WHAT IS EXPECTED ::
Transcribe the entries that follow, word for word.
### MATERIAL ###
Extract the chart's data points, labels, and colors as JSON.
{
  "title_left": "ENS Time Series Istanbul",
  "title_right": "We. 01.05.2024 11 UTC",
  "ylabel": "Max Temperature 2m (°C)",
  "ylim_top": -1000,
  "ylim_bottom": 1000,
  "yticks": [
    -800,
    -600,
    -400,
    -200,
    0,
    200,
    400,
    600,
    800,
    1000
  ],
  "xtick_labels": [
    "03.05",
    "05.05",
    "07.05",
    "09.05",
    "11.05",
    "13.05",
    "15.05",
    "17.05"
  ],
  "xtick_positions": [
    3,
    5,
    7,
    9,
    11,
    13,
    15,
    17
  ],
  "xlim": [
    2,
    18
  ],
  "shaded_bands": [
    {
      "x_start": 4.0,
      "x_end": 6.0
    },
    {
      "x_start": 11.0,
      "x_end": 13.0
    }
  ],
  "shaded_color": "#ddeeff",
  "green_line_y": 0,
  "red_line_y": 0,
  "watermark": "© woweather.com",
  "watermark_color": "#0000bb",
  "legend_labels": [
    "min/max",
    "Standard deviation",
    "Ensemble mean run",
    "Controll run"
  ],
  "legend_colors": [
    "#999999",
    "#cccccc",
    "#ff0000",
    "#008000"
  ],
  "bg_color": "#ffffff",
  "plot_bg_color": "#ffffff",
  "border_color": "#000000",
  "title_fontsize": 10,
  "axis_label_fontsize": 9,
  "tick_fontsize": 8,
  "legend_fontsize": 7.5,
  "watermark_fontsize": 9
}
###
FULL RESPONSE ::
Extract the chart's data points, labels, and colors as JSON.
{
  "title_left": "ENS Time Series Istanbul",
  "title_right": "We. 01.05.2024 11 UTC",
  "ylabel": "Max Temperature 2m (°C)",
  "ylim_top": -1000,
  "ylim_bottom": 1000,
  "yticks": [
    -800,
    -600,
    -400,
    -200,
    0,
    200,
    400,
    600,
    800,
    1000
  ],
  "xtick_labels": [
    "03.05",
    "05.05",
    "07.05",
    "09.05",
    "11.05",
    "13.05",
    "15.05",
    "17.05"
  ],
  "xtick_positions": [
    3,
    5,
    7,
    9,
    11,
    13,
    15,
    17
  ],
  "xlim": [
    2,
    18
  ],
  "shaded_bands": [
    {
      "x_start": 4.0,
      "x_end": 6.0
    },
    {
      "x_start": 11.0,
      "x_end": 13.0
    }
  ],
  "shaded_color": "#ddeeff",
  "green_line_y": 0,
  "red_line_y": 0,
  "watermark": "© woweather.com",
  "watermark_color": "#0000bb",
  "legend_labels": [
    "min/max",
    "Standard deviation",
    "Ensemble mean run",
    "Controll run"
  ],
  "legend_colors": [
    "#999999",
    "#cccccc",
    "#ff0000",
    "#008000"
  ],
  "bg_color": "#ffffff",
  "plot_bg_color": "#ffffff",
  "border_color": "#000000",
  "title_fontsize": 10,
  "axis_label_fontsize": 9,
  "tick_fontsize": 8,
  "legend_fontsize": 7.5,
  "watermark_fontsize": 9
}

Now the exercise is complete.